## WHAT IS REQUIRED
Reproduce word for word the part of the passage on async tasks in Celery from "So you want" to "return asyncio.run(your_async_function(*args, **kwargs))".

The problem is straightforward to state and surprisingly hard to solve correctly.
Celery workers are synchronous. Celery spawns prefork worker processes, and when a task arrives, it calls your task function like this: task_function(*args, **kwargs). It expects a return value. It blocks the worker thread until it gets one. It does not know or care that you wrote async def.
But modern Python services are async. FastAPI is async. SQLAlchemy 2.0 is async. httpx, aiohttp, asyncpg the entire interesting half of the ecosystem has gone async-first. The idea of maintaining two parallel code paths, one async for your web layer, one sync for your task layer is exactly the kind of thing that creates maintenance debt, copy-paste bugs, and the kind of divergence you only notice when something breaks in production.
So you want to write async def task functions and have them work inside a Celery worker. How hard can it be?
Harder than it looks.
Why asyncio.run() doesn't work
The first thing most people try:
def task_wrapper(*args, **kwargs):
return asyncio.run(your_async_function(*args, **kwargs))
This works in isolation. It fails in production for a specific reason: asyncio.run() creates a new event loop, runs the coroutine to completion, then closes the loop. If there is already a running event loop on the current thread, and there frequently is, in test environments, in newer Celery versions, in signal handlers, it raises:
RuntimeError: This event loop is already running.
The fix most people find next is nest_asyncio:
import nest_asyncio
nest_asyncio.apply()
# now asyncio.run() "works" from inside a running loop
nest_asyncio patches the event loop to allow re-entrant calls. It works in simple cases. The subtle failure mode: re-entrant event loops change the execution order of scheduled callbacks and coroutines. Code that was safe under normal scheduling assumptions becomes non-deterministic under concurrent load. Bugs appear only at production concurrency, only under specific timing, and are nearly impossible to reproduce in development.
The prefork complication
Even if you solve the asyncio.run() problem, Celery's prefork concurrency model introduces a second failure that takes longer to diagnose because it manifests as infinite silence rather than an immediate error.
When Celery starts, it forks N worker processes from a single parent. After fork(), the child process inherits the parent's memory including any event loop objects that existed before the fork.

## DATASET CONTENT
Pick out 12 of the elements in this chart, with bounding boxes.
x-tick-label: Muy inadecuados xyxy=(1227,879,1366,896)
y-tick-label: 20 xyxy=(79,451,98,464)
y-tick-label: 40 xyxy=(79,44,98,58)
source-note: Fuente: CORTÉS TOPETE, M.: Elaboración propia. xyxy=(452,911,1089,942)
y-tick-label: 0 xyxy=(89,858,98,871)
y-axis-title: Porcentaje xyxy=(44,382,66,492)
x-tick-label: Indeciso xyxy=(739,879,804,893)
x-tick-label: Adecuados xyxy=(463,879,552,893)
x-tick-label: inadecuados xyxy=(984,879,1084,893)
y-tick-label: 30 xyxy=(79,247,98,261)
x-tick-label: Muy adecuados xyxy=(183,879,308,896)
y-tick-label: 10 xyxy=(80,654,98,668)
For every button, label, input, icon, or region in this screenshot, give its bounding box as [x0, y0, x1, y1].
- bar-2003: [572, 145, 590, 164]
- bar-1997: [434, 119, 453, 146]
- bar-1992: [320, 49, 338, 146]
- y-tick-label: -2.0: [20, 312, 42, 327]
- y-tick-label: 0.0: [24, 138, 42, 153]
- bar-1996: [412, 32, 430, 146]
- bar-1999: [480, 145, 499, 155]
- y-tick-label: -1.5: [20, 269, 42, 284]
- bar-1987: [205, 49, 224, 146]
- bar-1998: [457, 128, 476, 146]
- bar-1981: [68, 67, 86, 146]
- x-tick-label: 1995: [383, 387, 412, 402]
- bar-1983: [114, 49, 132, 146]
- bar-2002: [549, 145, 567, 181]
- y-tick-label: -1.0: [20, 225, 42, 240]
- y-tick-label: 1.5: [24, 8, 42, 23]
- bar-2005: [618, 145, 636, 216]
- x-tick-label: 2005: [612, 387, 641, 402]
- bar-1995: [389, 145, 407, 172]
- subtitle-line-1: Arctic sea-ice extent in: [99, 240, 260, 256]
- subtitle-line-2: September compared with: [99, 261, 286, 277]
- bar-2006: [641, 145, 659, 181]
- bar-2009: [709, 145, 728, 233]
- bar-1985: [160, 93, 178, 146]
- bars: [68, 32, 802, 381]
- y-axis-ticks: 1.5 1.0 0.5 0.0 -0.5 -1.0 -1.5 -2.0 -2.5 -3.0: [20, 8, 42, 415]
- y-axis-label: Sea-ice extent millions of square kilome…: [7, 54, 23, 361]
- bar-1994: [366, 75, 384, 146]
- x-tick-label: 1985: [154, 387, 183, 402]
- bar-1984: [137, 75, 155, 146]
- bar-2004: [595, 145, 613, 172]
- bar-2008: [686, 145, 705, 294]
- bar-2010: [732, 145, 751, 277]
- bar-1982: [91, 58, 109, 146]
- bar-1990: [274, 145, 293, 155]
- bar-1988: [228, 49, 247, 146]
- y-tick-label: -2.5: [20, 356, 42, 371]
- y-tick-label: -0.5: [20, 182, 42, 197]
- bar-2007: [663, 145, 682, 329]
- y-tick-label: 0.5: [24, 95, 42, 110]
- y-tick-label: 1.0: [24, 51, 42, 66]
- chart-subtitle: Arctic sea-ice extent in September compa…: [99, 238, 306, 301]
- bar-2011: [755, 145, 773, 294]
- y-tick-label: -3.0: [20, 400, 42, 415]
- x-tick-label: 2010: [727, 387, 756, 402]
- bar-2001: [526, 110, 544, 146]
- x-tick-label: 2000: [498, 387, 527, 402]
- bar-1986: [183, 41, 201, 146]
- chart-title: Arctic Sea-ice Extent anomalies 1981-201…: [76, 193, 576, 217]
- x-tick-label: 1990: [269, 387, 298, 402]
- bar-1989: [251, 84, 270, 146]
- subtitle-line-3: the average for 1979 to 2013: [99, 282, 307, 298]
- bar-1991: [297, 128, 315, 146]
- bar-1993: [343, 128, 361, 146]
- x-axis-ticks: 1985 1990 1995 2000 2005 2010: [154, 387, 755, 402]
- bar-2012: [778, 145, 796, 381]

## RESPONSE TO THIS TASK
So you want to write async def task functions and have them work inside a Celery worker. How hard can it be?
Harder than it looks.
Why asyncio.run() doesn't work
The first thing most people try:
def task_wrapper(*args, **kwargs):
return asyncio.run(your_async_function(*args, **kwargs))